EXERCISE: Write out the listing below again, precisely as it is given.

-- begin RECORDS FOR PROCESSING --

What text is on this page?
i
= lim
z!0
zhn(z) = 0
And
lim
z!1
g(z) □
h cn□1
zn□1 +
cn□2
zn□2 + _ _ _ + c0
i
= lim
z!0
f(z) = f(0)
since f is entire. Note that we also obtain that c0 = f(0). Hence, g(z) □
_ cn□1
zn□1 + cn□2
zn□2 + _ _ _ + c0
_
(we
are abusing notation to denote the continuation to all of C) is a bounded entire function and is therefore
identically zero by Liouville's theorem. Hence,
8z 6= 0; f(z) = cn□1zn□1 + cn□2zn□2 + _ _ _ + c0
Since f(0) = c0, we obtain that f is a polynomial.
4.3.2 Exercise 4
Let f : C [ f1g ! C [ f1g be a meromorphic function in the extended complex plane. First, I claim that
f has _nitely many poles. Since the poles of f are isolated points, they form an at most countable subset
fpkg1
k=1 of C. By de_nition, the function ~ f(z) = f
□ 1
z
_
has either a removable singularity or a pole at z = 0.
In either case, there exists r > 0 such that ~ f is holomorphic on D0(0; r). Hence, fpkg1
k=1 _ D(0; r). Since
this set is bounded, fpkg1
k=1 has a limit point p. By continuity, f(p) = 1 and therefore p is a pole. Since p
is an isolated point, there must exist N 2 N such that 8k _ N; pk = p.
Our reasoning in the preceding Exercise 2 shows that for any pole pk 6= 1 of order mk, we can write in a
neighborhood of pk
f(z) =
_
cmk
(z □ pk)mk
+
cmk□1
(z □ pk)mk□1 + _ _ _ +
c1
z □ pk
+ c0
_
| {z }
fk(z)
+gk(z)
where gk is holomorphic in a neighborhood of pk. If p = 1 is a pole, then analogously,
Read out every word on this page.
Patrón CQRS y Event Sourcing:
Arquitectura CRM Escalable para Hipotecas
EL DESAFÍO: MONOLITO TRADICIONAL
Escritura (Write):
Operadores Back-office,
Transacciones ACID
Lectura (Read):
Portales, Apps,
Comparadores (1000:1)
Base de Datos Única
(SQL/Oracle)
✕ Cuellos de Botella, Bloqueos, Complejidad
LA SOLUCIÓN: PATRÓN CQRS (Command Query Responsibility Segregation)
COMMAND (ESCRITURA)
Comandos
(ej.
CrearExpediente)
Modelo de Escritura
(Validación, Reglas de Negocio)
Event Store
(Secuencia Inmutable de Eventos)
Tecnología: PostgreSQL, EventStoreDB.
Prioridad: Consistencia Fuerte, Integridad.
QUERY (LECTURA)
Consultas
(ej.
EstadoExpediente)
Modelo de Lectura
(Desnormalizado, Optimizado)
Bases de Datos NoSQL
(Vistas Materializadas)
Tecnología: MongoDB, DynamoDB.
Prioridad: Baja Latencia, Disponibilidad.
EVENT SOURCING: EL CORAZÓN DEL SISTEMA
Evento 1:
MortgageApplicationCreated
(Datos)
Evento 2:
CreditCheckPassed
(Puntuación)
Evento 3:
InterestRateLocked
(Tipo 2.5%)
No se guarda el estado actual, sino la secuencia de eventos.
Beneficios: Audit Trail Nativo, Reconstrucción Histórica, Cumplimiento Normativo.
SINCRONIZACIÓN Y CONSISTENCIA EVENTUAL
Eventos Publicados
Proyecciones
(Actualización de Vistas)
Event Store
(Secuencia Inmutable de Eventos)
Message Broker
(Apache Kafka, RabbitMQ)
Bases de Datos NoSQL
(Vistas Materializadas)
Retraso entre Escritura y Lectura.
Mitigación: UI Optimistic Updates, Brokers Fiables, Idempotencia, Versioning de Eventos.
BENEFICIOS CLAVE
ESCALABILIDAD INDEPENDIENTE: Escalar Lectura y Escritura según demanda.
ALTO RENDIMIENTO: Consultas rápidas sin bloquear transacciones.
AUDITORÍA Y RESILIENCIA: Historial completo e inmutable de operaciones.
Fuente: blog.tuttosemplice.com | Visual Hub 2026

-- end RECORDS FOR PROCESSING --

OUTPUT:
What text is on this page?
i
= lim
z!0
zhn(z) = 0
And
lim
z!1
g(z) □
h cn□1
zn□1 +
cn□2
zn□2 + _ _ _ + c0
i
= lim
z!0
f(z) = f(0)
since f is entire. Note that we also obtain that c0 = f(0). Hence, g(z) □
_ cn□1
zn□1 + cn□2
zn□2 + _ _ _ + c0
_
(we
are abusing notation to denote the continuation to all of C) is a bounded entire function and is therefore
identically zero by Liouville's theorem. Hence,
8z 6= 0; f(z) = cn□1zn□1 + cn□2zn□2 + _ _ _ + c0
Since f(0) = c0, we obtain that f is a polynomial.
4.3.2 Exercise 4
Let f : C [ f1g ! C [ f1g be a meromorphic function in the extended complex plane. First, I claim that
f has _nitely many poles. Since the poles of f are isolated points, they form an at most countable subset
fpkg1
k=1 of C. By de_nition, the function ~ f(z) = f
□ 1
z
_
has either a removable singularity or a pole at z = 0.
In either case, there exists r > 0 such that ~ f is holomorphic on D0(0; r). Hence, fpkg1
k=1 _ D(0; r). Since
this set is bounded, fpkg1
k=1 has a limit point p. By continuity, f(p) = 1 and therefore p is a pole. Since p
is an isolated point, there must exist N 2 N such that 8k _ N; pk = p.
Our reasoning in the preceding Exercise 2 shows that for any pole pk 6= 1 of order mk, we can write in a
neighborhood of pk
f(z) =
_
cmk
(z □ pk)mk
+
cmk□1
(z □ pk)mk□1 + _ _ _ +
c1
z □ pk
+ c0
_
| {z }
fk(z)
+gk(z)
where gk is holomorphic in a neighborhood of pk. If p = 1 is a pole, then analogously,
Read out every word on this page.
Patrón CQRS y Event Sourcing:
Arquitectura CRM Escalable para Hipotecas
EL DESAFÍO: MONOLITO TRADICIONAL
Escritura (Write):
Operadores Back-office,
Transacciones ACID
Lectura (Read):
Portales, Apps,
Comparadores (1000:1)
Base de Datos Única
(SQL/Oracle)
✕ Cuellos de Botella, Bloqueos, Complejidad
LA SOLUCIÓN: PATRÓN CQRS (Command Query Responsibility Segregation)
COMMAND (ESCRITURA)
Comandos
(ej.
CrearExpediente)
Modelo de Escritura
(Validación, Reglas de Negocio)
Event Store
(Secuencia Inmutable de Eventos)
Tecnología: PostgreSQL, EventStoreDB.
Prioridad: Consistencia Fuerte, Integridad.
QUERY (LECTURA)
Consultas
(ej.
EstadoExpediente)
Modelo de Lectura
(Desnormalizado, Optimizado)
Bases de Datos NoSQL
(Vistas Materializadas)
Tecnología: MongoDB, DynamoDB.
Prioridad: Baja Latencia, Disponibilidad.
EVENT SOURCING: EL CORAZÓN DEL SISTEMA
Evento 1:
MortgageApplicationCreated
(Datos)
Evento 2:
CreditCheckPassed
(Puntuación)
Evento 3:
InterestRateLocked
(Tipo 2.5%)
No se guarda el estado actual, sino la secuencia de eventos.
Beneficios: Audit Trail Nativo, Reconstrucción Histórica, Cumplimiento Normativo.
SINCRONIZACIÓN Y CONSISTENCIA EVENTUAL
Eventos Publicados
Proyecciones
(Actualización de Vistas)
Event Store
(Secuencia Inmutable de Eventos)
Message Broker
(Apache Kafka, RabbitMQ)
Bases de Datos NoSQL
(Vistas Materializadas)
Retraso entre Escritura y Lectura.
Mitigación: UI Optimistic Updates, Brokers Fiables, Idempotencia, Versioning de Eventos.
BENEFICIOS CLAVE
ESCALABILIDAD INDEPENDIENTE: Escalar Lectura y Escritura según demanda.
ALTO RENDIMIENTO: Consultas rápidas sin bloquear transacciones.
AUDITORÍA Y RESILIENCIA: Historial completo e inmutable de operaciones.
Fuente: blog.tuttosemplice.com | Visual Hub 2026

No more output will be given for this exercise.